▶ [PROVIDED DATA]:
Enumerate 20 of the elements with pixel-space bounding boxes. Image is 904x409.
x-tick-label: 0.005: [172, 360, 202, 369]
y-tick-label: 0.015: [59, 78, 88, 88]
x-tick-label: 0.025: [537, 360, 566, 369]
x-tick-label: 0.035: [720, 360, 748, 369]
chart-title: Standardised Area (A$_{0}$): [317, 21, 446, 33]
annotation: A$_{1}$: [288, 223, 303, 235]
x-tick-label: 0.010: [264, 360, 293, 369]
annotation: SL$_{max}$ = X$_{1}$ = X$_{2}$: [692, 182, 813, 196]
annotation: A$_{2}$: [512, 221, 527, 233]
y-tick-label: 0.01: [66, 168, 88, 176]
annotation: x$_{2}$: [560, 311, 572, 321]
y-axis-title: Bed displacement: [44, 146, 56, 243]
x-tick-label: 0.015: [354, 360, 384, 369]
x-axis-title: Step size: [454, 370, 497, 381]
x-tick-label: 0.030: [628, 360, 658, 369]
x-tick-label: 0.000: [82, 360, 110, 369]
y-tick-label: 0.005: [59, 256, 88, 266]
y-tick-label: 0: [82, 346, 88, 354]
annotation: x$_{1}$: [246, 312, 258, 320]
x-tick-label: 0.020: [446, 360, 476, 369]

* * *

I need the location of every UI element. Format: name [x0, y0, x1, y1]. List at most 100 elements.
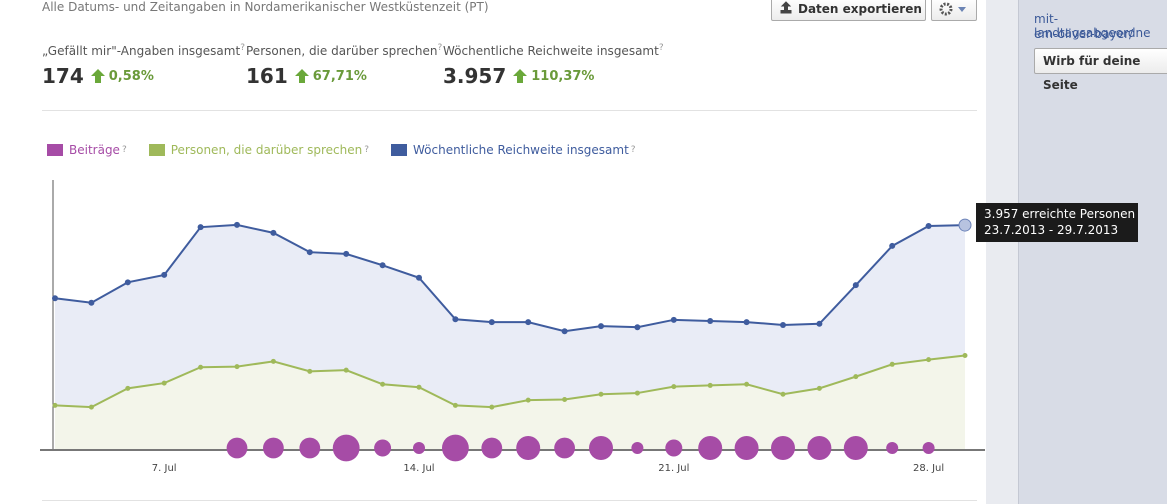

▶ [TASK TO COMPLETE]: Revise the stretch of the material from the line containing "Enumerate 20 of" through the line containing "x-tick-label: 0.020: [446, 360, 476, 369]" so that "Bed displacement" reads "Bed movement", and write out only those lines with nothing else altered.

▶ [THE REPLY]:
Enumerate 20 of the elements with pixel-space bounding boxes. Image is 904x409.
x-tick-label: 0.005: [172, 360, 202, 369]
y-tick-label: 0.015: [59, 78, 88, 88]
x-tick-label: 0.025: [537, 360, 566, 369]
x-tick-label: 0.035: [720, 360, 748, 369]
chart-title: Standardised Area (A$_{0}$): [317, 21, 446, 33]
annotation: A$_{1}$: [288, 223, 303, 235]
x-tick-label: 0.010: [264, 360, 293, 369]
annotation: SL$_{max}$ = X$_{1}$ = X$_{2}$: [692, 182, 813, 196]
annotation: A$_{2}$: [512, 221, 527, 233]
y-tick-label: 0.01: [66, 168, 88, 176]
annotation: x$_{2}$: [560, 311, 572, 321]
y-axis-title: Bed movement: [44, 146, 56, 243]
x-tick-label: 0.015: [354, 360, 384, 369]
x-axis-title: Step size: [454, 370, 497, 381]
x-tick-label: 0.030: [628, 360, 658, 369]
x-tick-label: 0.000: [82, 360, 110, 369]
y-tick-label: 0.005: [59, 256, 88, 266]
y-tick-label: 0: [82, 346, 88, 354]
annotation: x$_{1}$: [246, 312, 258, 320]
x-tick-label: 0.020: [446, 360, 476, 369]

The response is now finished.